##### Available records
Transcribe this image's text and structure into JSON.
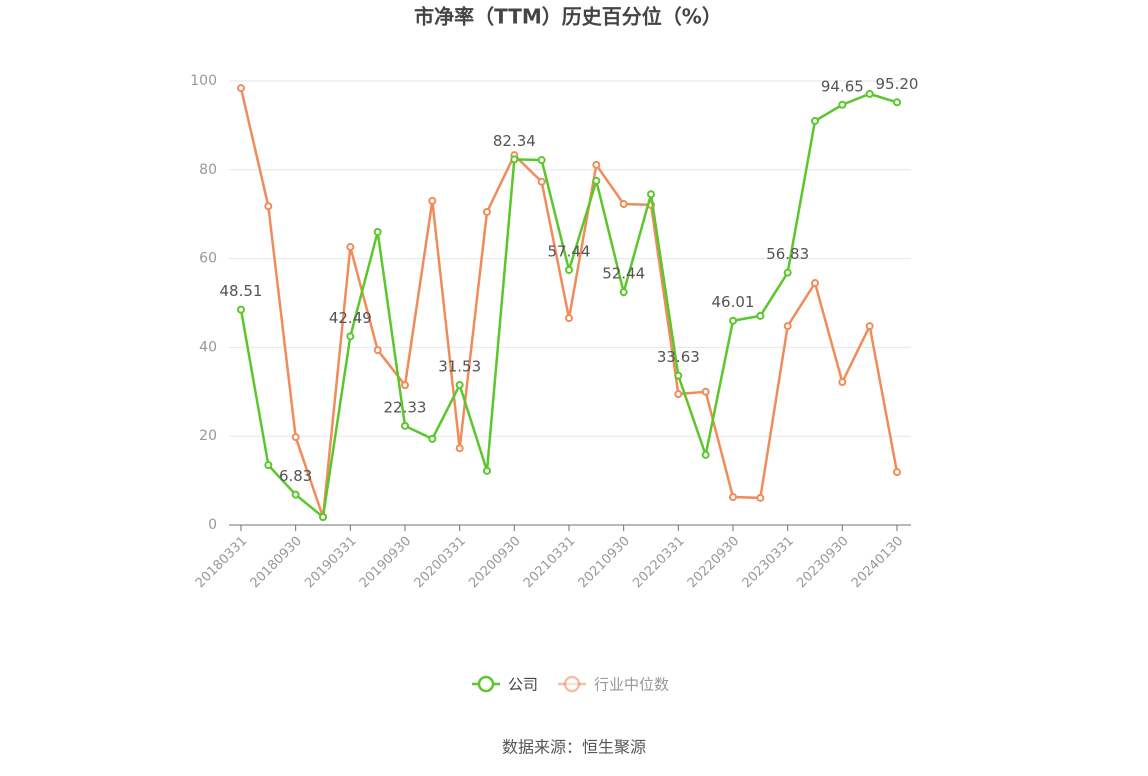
##########
##### Available records
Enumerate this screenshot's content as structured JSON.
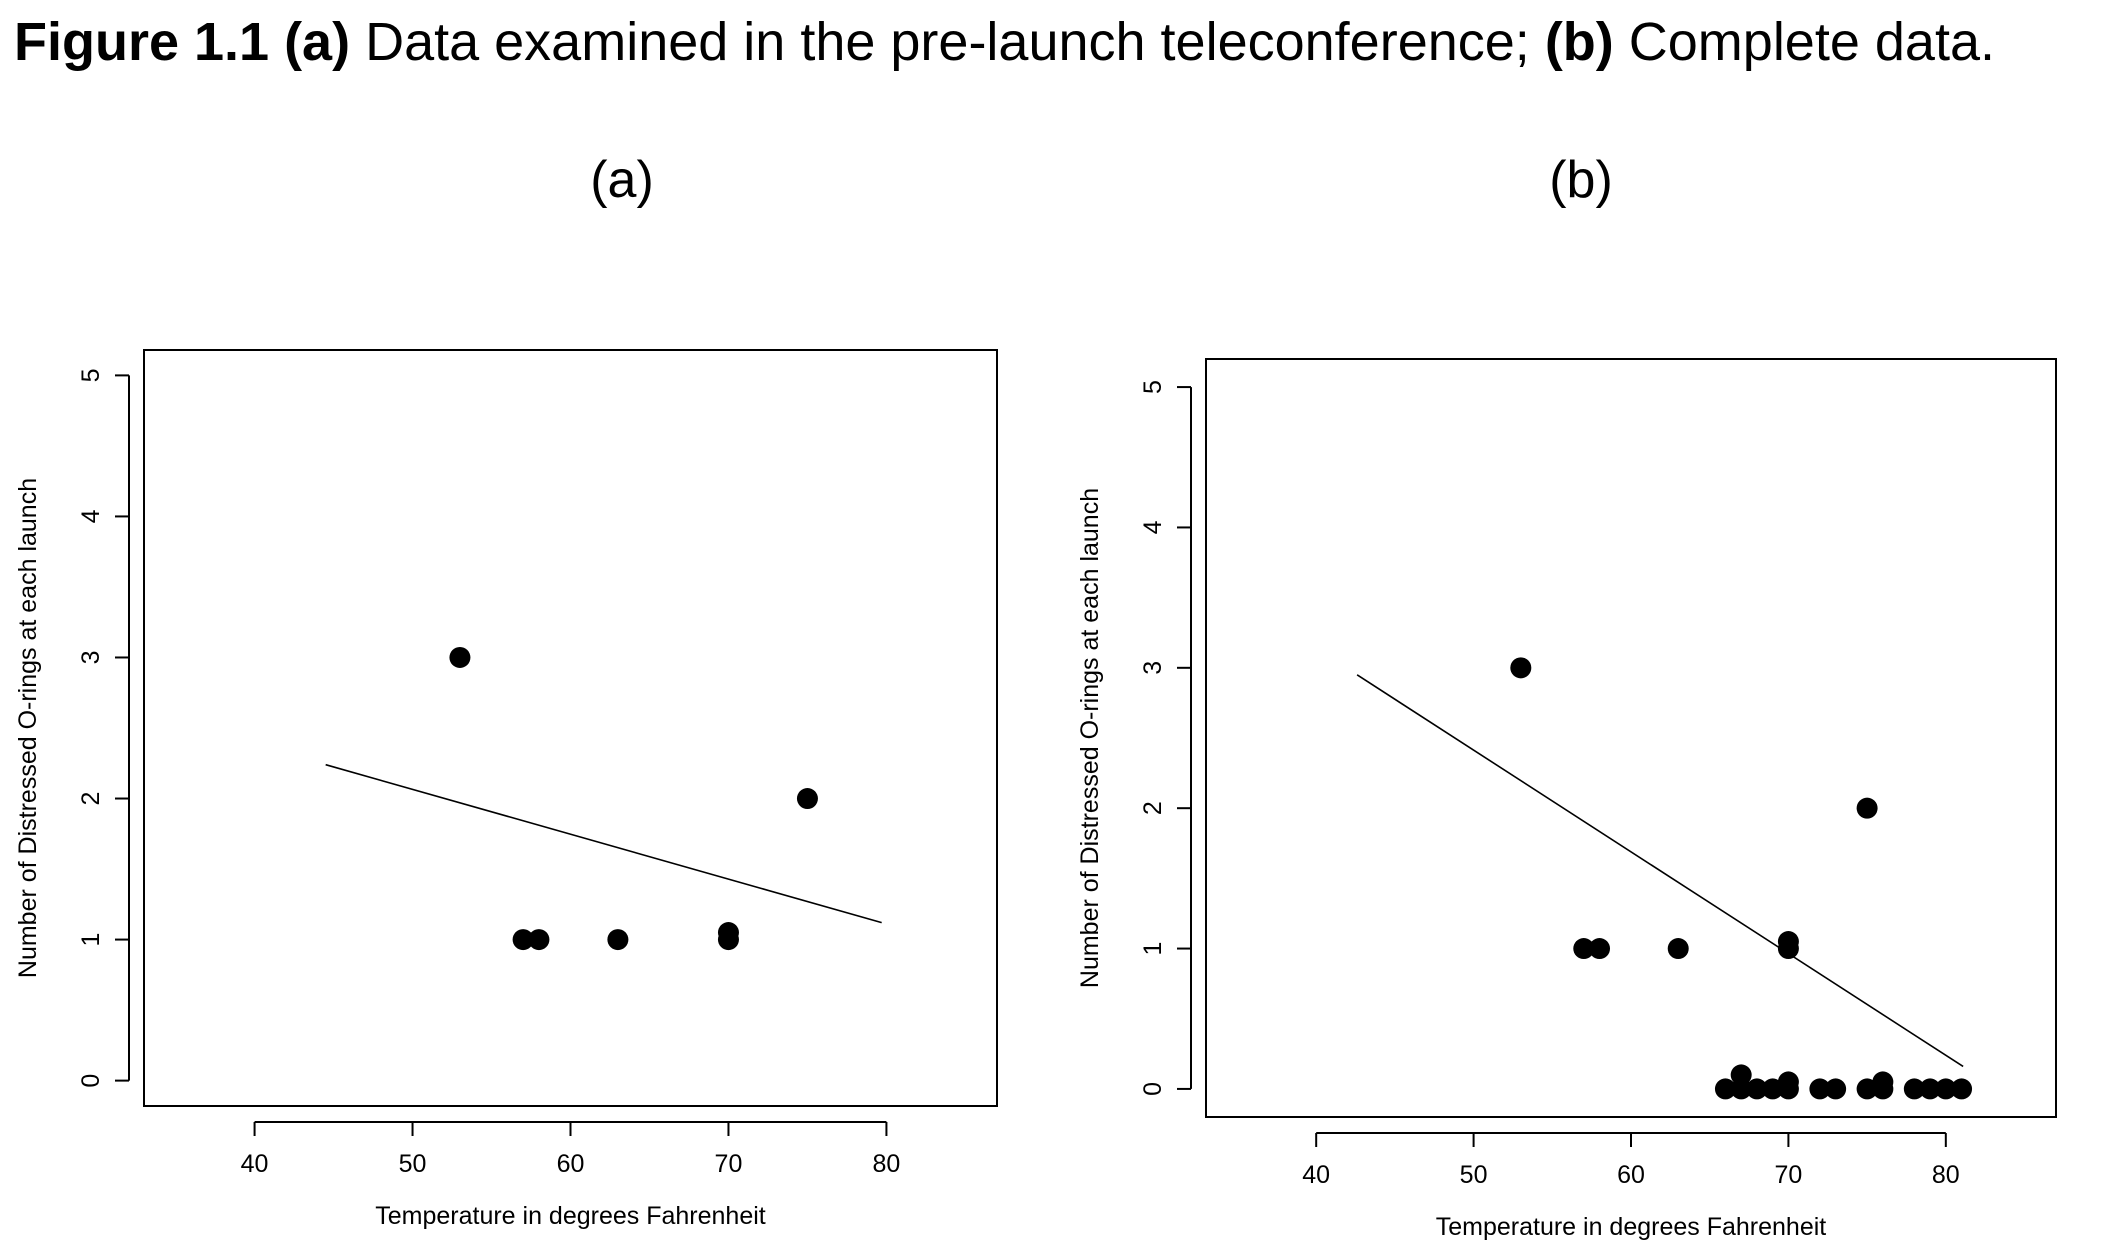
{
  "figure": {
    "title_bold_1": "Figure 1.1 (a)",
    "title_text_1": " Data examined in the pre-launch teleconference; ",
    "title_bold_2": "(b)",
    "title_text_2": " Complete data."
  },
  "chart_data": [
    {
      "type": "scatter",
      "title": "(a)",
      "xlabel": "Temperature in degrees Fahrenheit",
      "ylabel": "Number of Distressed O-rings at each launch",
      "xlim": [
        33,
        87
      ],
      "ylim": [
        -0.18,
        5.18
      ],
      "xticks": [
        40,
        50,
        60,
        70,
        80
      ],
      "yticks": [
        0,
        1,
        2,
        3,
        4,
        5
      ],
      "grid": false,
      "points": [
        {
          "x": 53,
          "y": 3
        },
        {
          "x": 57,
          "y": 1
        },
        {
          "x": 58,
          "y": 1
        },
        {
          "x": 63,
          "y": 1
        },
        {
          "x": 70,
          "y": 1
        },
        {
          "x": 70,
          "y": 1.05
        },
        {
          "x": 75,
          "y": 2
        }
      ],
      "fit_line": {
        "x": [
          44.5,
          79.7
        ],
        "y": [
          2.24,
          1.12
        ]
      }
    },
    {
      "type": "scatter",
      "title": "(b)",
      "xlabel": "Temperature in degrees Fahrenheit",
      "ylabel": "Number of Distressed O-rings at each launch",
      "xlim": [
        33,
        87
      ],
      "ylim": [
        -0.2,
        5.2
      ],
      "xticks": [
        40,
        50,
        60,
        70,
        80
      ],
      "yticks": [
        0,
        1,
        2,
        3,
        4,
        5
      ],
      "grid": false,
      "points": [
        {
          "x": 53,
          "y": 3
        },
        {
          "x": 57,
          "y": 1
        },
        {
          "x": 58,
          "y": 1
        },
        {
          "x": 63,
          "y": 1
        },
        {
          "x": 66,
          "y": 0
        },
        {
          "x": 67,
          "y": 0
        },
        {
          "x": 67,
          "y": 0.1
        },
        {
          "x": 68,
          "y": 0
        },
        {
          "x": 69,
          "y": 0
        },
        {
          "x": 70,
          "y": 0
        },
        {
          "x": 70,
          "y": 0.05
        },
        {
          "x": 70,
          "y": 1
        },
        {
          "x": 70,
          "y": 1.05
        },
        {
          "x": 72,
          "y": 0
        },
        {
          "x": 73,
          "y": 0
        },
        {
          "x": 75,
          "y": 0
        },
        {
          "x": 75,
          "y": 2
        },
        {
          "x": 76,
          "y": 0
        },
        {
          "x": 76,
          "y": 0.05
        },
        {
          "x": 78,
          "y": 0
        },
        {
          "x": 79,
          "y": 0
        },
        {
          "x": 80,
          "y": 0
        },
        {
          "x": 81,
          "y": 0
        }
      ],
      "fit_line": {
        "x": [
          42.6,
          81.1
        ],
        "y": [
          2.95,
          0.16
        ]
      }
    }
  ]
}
##########
##### Available records
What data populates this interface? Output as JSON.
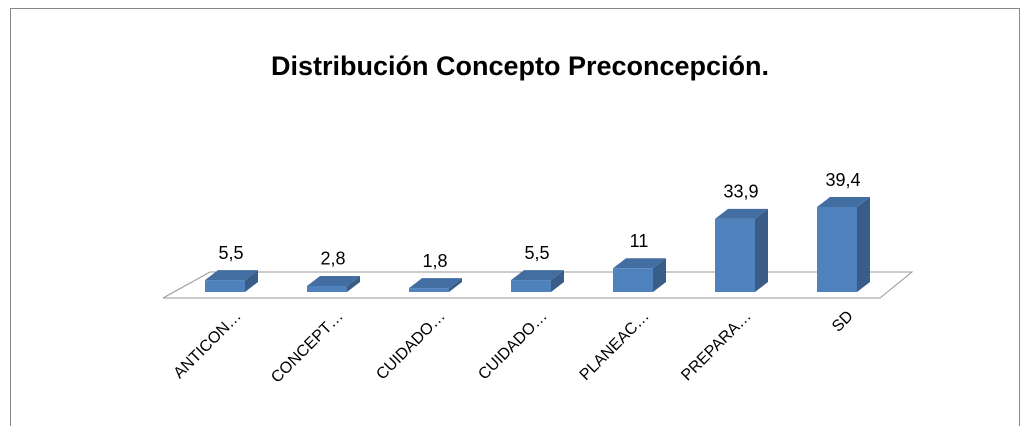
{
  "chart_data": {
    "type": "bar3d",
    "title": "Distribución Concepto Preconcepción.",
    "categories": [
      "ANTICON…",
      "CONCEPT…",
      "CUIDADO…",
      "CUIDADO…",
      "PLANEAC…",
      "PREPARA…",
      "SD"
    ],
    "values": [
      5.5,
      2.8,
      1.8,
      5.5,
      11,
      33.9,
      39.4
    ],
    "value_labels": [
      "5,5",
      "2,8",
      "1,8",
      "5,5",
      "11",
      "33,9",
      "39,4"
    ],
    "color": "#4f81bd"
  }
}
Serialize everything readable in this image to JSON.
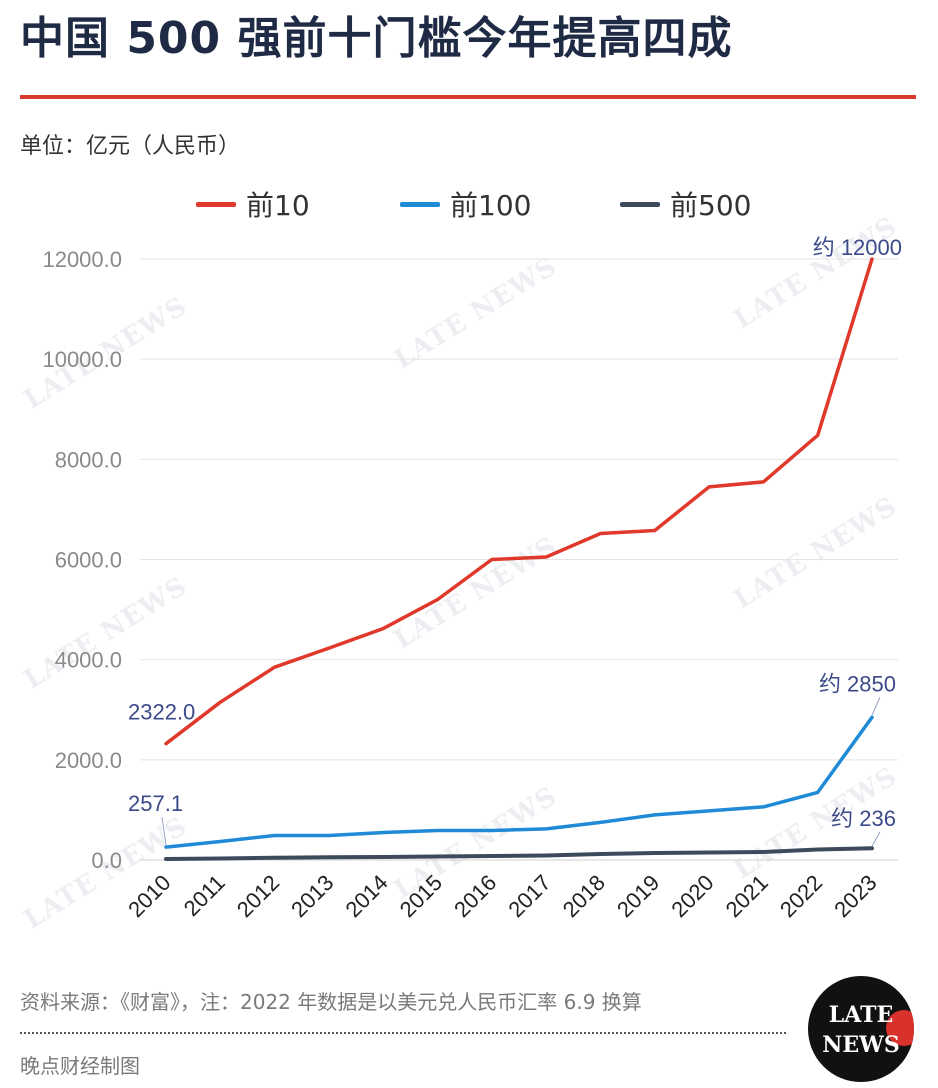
##########
## [Stated goal]
With the pictures removed from your copy, retype the lines above from the one that contains "What data populates" through the one that contains "Serialize everything readable", exactly.

## [Answer for the task]
What data populates this interface? Output as JSON.
{
  "chart_data": {
    "type": "bar3d",
    "title": "Distribución Concepto Preconcepción.",
    "categories": [
      "ANTICON…",
      "CONCEPT…",
      "CUIDADO…",
      "CUIDADO…",
      "PLANEAC…",
      "PREPARA…",
      "SD"
    ],
    "values": [
      5.5,
      2.8,
      1.8,
      5.5,
      11,
      33.9,
      39.4
    ],
    "value_labels": [
      "5,5",
      "2,8",
      "1,8",
      "5,5",
      "11",
      "33,9",
      "39,4"
    ],
    "color": "#4f81bd"
  }
}
Serialize everything readable in this image to JSON.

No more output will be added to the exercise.